--- Start of ENTRIES SUPPLIED ---

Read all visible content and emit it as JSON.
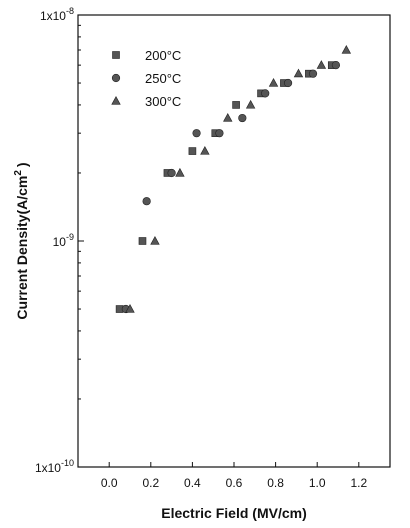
{
  "chart_data": {
    "type": "scatter",
    "xlabel": "Electric Field (MV/cm)",
    "ylabel_parts": {
      "main": "Current Density(A/cm",
      "sup": "2",
      "close": ")"
    },
    "xlim": [
      -0.15,
      1.35
    ],
    "ylim": [
      1e-10,
      1e-08
    ],
    "yscale": "log",
    "x_ticks": [
      {
        "value": 0.0,
        "label": "0.0"
      },
      {
        "value": 0.2,
        "label": "0.2"
      },
      {
        "value": 0.4,
        "label": "0.4"
      },
      {
        "value": 0.6,
        "label": "0.6"
      },
      {
        "value": 0.8,
        "label": "0.8"
      },
      {
        "value": 1.0,
        "label": "1.0"
      },
      {
        "value": 1.2,
        "label": "1.2"
      }
    ],
    "y_ticks": [
      {
        "value": 1e-10,
        "base": "1x10",
        "exp": "-10"
      },
      {
        "value": 1e-09,
        "base": "10",
        "exp": "-9"
      },
      {
        "value": 1e-08,
        "base": "1x10",
        "exp": "-8"
      }
    ],
    "grid": false,
    "legend_position": "top-left",
    "series": [
      {
        "name": "200°C",
        "marker": "square",
        "color": "#555555",
        "points": [
          {
            "x": 0.05,
            "y": 5e-10
          },
          {
            "x": 0.16,
            "y": 1e-09
          },
          {
            "x": 0.28,
            "y": 2e-09
          },
          {
            "x": 0.4,
            "y": 2.5e-09
          },
          {
            "x": 0.51,
            "y": 3e-09
          },
          {
            "x": 0.61,
            "y": 4e-09
          },
          {
            "x": 0.73,
            "y": 4.5e-09
          },
          {
            "x": 0.84,
            "y": 5e-09
          },
          {
            "x": 0.96,
            "y": 5.5e-09
          },
          {
            "x": 1.07,
            "y": 6e-09
          }
        ]
      },
      {
        "name": "250°C",
        "marker": "circle",
        "color": "#555555",
        "points": [
          {
            "x": 0.08,
            "y": 5e-10
          },
          {
            "x": 0.18,
            "y": 1.5e-09
          },
          {
            "x": 0.3,
            "y": 2e-09
          },
          {
            "x": 0.42,
            "y": 3e-09
          },
          {
            "x": 0.53,
            "y": 3e-09
          },
          {
            "x": 0.64,
            "y": 3.5e-09
          },
          {
            "x": 0.75,
            "y": 4.5e-09
          },
          {
            "x": 0.86,
            "y": 5e-09
          },
          {
            "x": 0.98,
            "y": 5.5e-09
          },
          {
            "x": 1.09,
            "y": 6e-09
          }
        ]
      },
      {
        "name": "300°C",
        "marker": "triangle",
        "color": "#555555",
        "points": [
          {
            "x": 0.1,
            "y": 5e-10
          },
          {
            "x": 0.22,
            "y": 1e-09
          },
          {
            "x": 0.34,
            "y": 2e-09
          },
          {
            "x": 0.46,
            "y": 2.5e-09
          },
          {
            "x": 0.57,
            "y": 3.5e-09
          },
          {
            "x": 0.68,
            "y": 4e-09
          },
          {
            "x": 0.79,
            "y": 5e-09
          },
          {
            "x": 0.91,
            "y": 5.5e-09
          },
          {
            "x": 1.02,
            "y": 6e-09
          },
          {
            "x": 1.14,
            "y": 7e-09
          }
        ]
      }
    ]
  }
}
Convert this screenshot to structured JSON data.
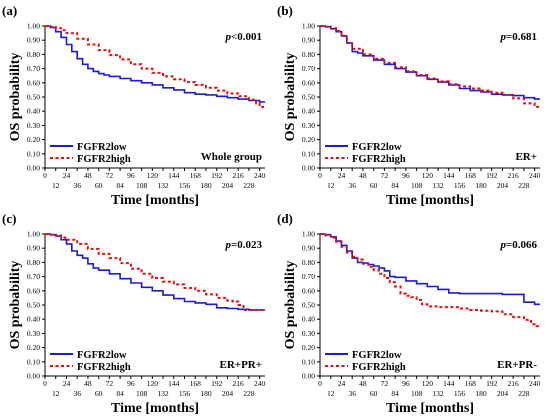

--- End of ENTRIES SUPPLIED ---

WHAT THIS TASK INVOLVES
All records should be output exactly, with the pictures left out.

TASK ANSWER
Read all visible content and emit it as JSON.
{
  "chart_data": {
    "type": "scatter",
    "xlabel": "Electric Field (MV/cm)",
    "ylabel_parts": {
      "main": "Current Density(A/cm",
      "sup": "2",
      "close": ")"
    },
    "xlim": [
      -0.15,
      1.35
    ],
    "ylim": [
      1e-10,
      1e-08
    ],
    "yscale": "log",
    "x_ticks": [
      {
        "value": 0.0,
        "label": "0.0"
      },
      {
        "value": 0.2,
        "label": "0.2"
      },
      {
        "value": 0.4,
        "label": "0.4"
      },
      {
        "value": 0.6,
        "label": "0.6"
      },
      {
        "value": 0.8,
        "label": "0.8"
      },
      {
        "value": 1.0,
        "label": "1.0"
      },
      {
        "value": 1.2,
        "label": "1.2"
      }
    ],
    "y_ticks": [
      {
        "value": 1e-10,
        "base": "1x10",
        "exp": "-10"
      },
      {
        "value": 1e-09,
        "base": "10",
        "exp": "-9"
      },
      {
        "value": 1e-08,
        "base": "1x10",
        "exp": "-8"
      }
    ],
    "grid": false,
    "legend_position": "top-left",
    "series": [
      {
        "name": "200°C",
        "marker": "square",
        "color": "#555555",
        "points": [
          {
            "x": 0.05,
            "y": 5e-10
          },
          {
            "x": 0.16,
            "y": 1e-09
          },
          {
            "x": 0.28,
            "y": 2e-09
          },
          {
            "x": 0.4,
            "y": 2.5e-09
          },
          {
            "x": 0.51,
            "y": 3e-09
          },
          {
            "x": 0.61,
            "y": 4e-09
          },
          {
            "x": 0.73,
            "y": 4.5e-09
          },
          {
            "x": 0.84,
            "y": 5e-09
          },
          {
            "x": 0.96,
            "y": 5.5e-09
          },
          {
            "x": 1.07,
            "y": 6e-09
          }
        ]
      },
      {
        "name": "250°C",
        "marker": "circle",
        "color": "#555555",
        "points": [
          {
            "x": 0.08,
            "y": 5e-10
          },
          {
            "x": 0.18,
            "y": 1.5e-09
          },
          {
            "x": 0.3,
            "y": 2e-09
          },
          {
            "x": 0.42,
            "y": 3e-09
          },
          {
            "x": 0.53,
            "y": 3e-09
          },
          {
            "x": 0.64,
            "y": 3.5e-09
          },
          {
            "x": 0.75,
            "y": 4.5e-09
          },
          {
            "x": 0.86,
            "y": 5e-09
          },
          {
            "x": 0.98,
            "y": 5.5e-09
          },
          {
            "x": 1.09,
            "y": 6e-09
          }
        ]
      },
      {
        "name": "300°C",
        "marker": "triangle",
        "color": "#555555",
        "points": [
          {
            "x": 0.1,
            "y": 5e-10
          },
          {
            "x": 0.22,
            "y": 1e-09
          },
          {
            "x": 0.34,
            "y": 2e-09
          },
          {
            "x": 0.46,
            "y": 2.5e-09
          },
          {
            "x": 0.57,
            "y": 3.5e-09
          },
          {
            "x": 0.68,
            "y": 4e-09
          },
          {
            "x": 0.79,
            "y": 5e-09
          },
          {
            "x": 0.91,
            "y": 5.5e-09
          },
          {
            "x": 1.02,
            "y": 6e-09
          },
          {
            "x": 1.14,
            "y": 7e-09
          }
        ]
      }
    ]
  }
}
Convert this screenshot to structured JSON data.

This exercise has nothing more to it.